Exclude images, then output the remaining data verbatim.

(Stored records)
>> begin

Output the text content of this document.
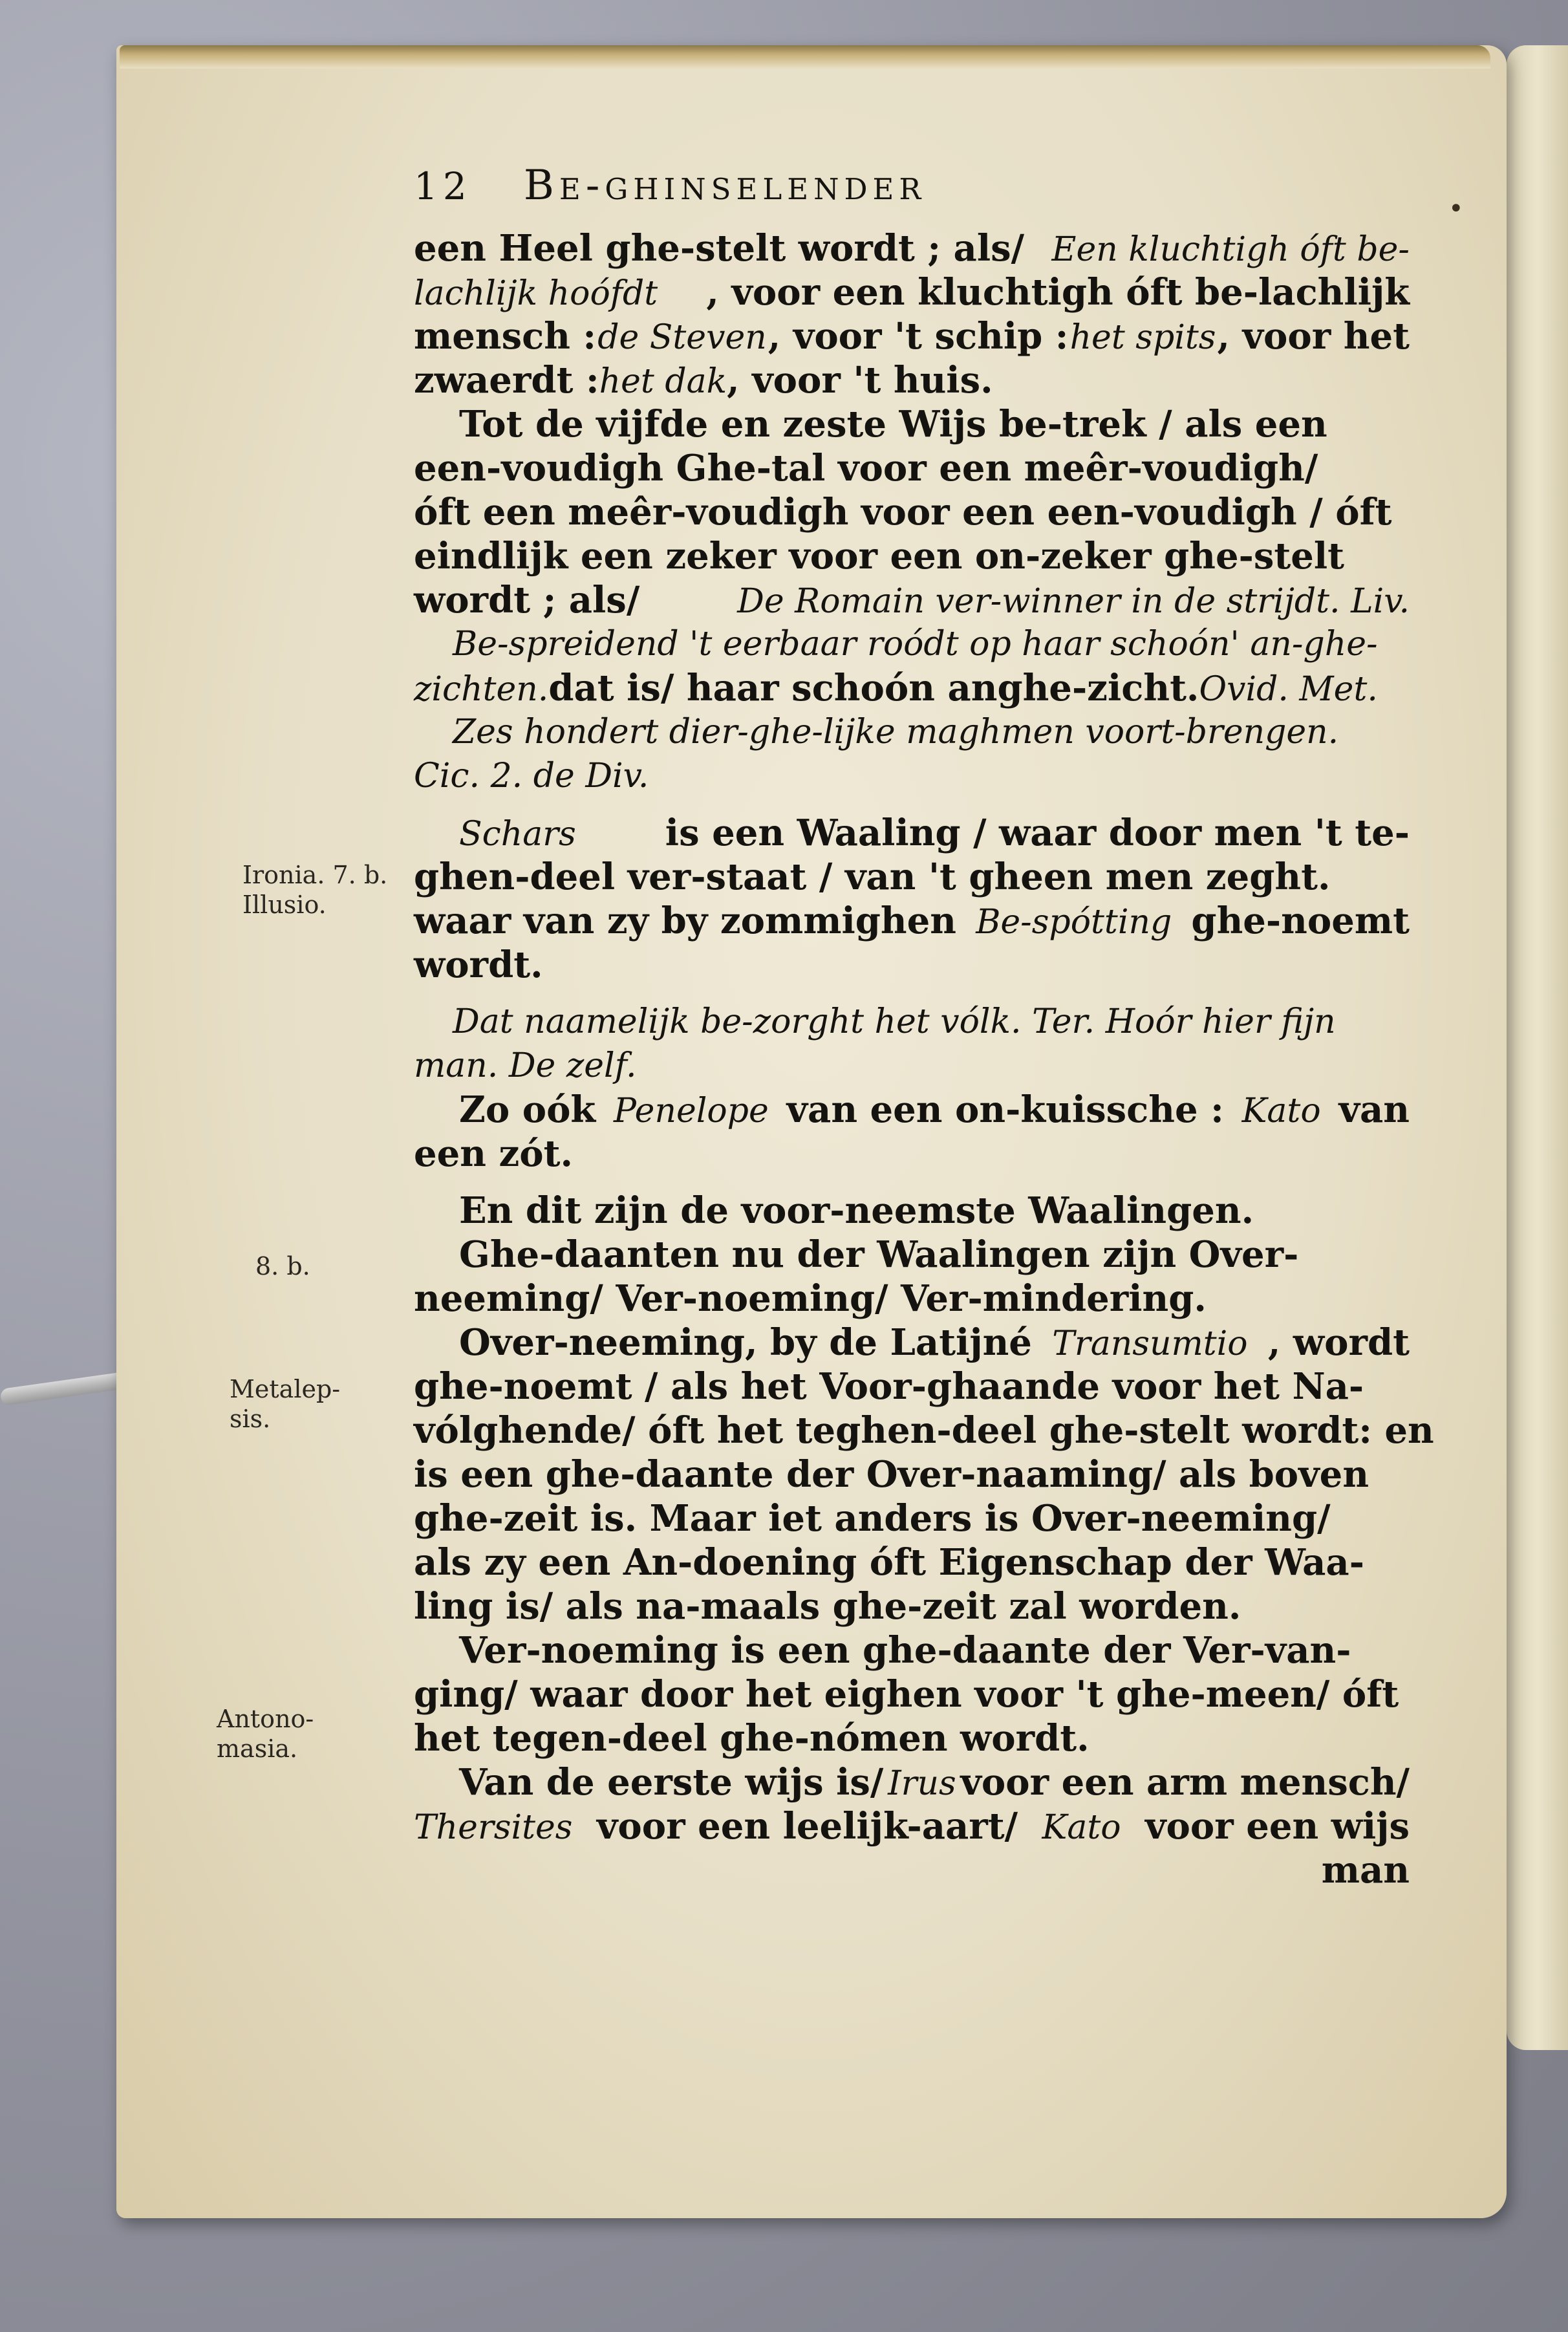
•
12 Be-ghinselender
een Heel ghe-stelt wordt ; als/ Een kluchtigh óft be-
lachlijk hoófdt , voor een kluchtigh óft be-lachlijk
mensch : de Steven , voor 't schip : het spits , voor het
zwaerdt : het dak , voor 't huis.
Tot de vijfde en zeste Wijs be-trek / als een
een-voudigh Ghe-tal voor een meêr-voudigh/
óft een meêr-voudigh voor een een-voudigh / óft
eindlijk een zeker voor een on-zeker ghe-stelt
wordt ; als/	De Romain ver-winner in de strijdt. Liv.
Be-spreidend 't eerbaar roódt op haar schoón' an-ghe-
zichten. dat is/ haar schoón anghe-zicht. Ovid. Met.
Zes hondert dier-ghe-lijke maghmen voort-brengen.
Cic. 2. de Div.
Schars is een Waaling / waar door men 't te-
ghen-deel ver-staat / van 't gheen men zeght.
waar van zy by zommighen Be-spótting ghe-noemt
wordt.
Dat naamelijk be-zorght het vólk. Ter. Hoór hier fijn
man. De zelf.
Zo oók Penelope van een on-kuissche : Kato van
een zót.
En dit zijn de voor-neemste Waalingen.
Ghe-daanten nu der Waalingen zijn Over-
neeming/ Ver-noeming/ Ver-mindering.
Over-neeming, by de Latijné Transumtio , wordt
ghe-noemt / als het Voor-ghaande voor het Na-
vólghende/ óft het teghen-deel ghe-stelt wordt: en
is een ghe-daante der Over-naaming/ als boven
ghe-zeit is. Maar iet anders is Over-neeming/
als zy een An-doening óft Eigenschap der Waa-
ling is/ als na-maals ghe-zeit zal worden.
Ver-noeming is een ghe-daante der Ver-van-
ging/ waar door het eighen voor 't ghe-meen/ óft
het tegen-deel ghe-nómen wordt.
Van de eerste wijs is/ Irus voor een arm mensch/
Thersites voor een leelijk-aart/ Kato voor een wijs
man
Ironia. 7. b.
Illusio.
8. b.
Metalep-
sis.
Antono-
masia.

>> end

▶ _Finished exercise_
Output the text content of this document.
•
12 Be-ghinselender
een Heel ghe-stelt wordt ; als/ Een kluchtigh óft be-
lachlijk hoófdt , voor een kluchtigh óft be-lachlijk
mensch : de Steven , voor 't schip : het spits , voor het
zwaerdt : het dak , voor 't huis.
Tot de vijfde en zeste Wijs be-trek / als een
een-voudigh Ghe-tal voor een meêr-voudigh/
óft een meêr-voudigh voor een een-voudigh / óft
eindlijk een zeker voor een on-zeker ghe-stelt
wordt ; als/	De Romain ver-winner in de strijdt. Liv.
Be-spreidend 't eerbaar roódt op haar schoón' an-ghe-
zichten. dat is/ haar schoón anghe-zicht. Ovid. Met.
Zes hondert dier-ghe-lijke maghmen voort-brengen.
Cic. 2. de Div.
Schars is een Waaling / waar door men 't te-
ghen-deel ver-staat / van 't gheen men zeght.
waar van zy by zommighen Be-spótting ghe-noemt
wordt.
Dat naamelijk be-zorght het vólk. Ter. Hoór hier fijn
man. De zelf.
Zo oók Penelope van een on-kuissche : Kato van
een zót.
En dit zijn de voor-neemste Waalingen.
Ghe-daanten nu der Waalingen zijn Over-
neeming/ Ver-noeming/ Ver-mindering.
Over-neeming, by de Latijné Transumtio , wordt
ghe-noemt / als het Voor-ghaande voor het Na-
vólghende/ óft het teghen-deel ghe-stelt wordt: en
is een ghe-daante der Over-naaming/ als boven
ghe-zeit is. Maar iet anders is Over-neeming/
als zy een An-doening óft Eigenschap der Waa-
ling is/ als na-maals ghe-zeit zal worden.
Ver-noeming is een ghe-daante der Ver-van-
ging/ waar door het eighen voor 't ghe-meen/ óft
het tegen-deel ghe-nómen wordt.
Van de eerste wijs is/ Irus voor een arm mensch/
Thersites voor een leelijk-aart/ Kato voor een wijs
man
Ironia. 7. b.
Illusio.
8. b.
Metalep-
sis.
Antono-
masia.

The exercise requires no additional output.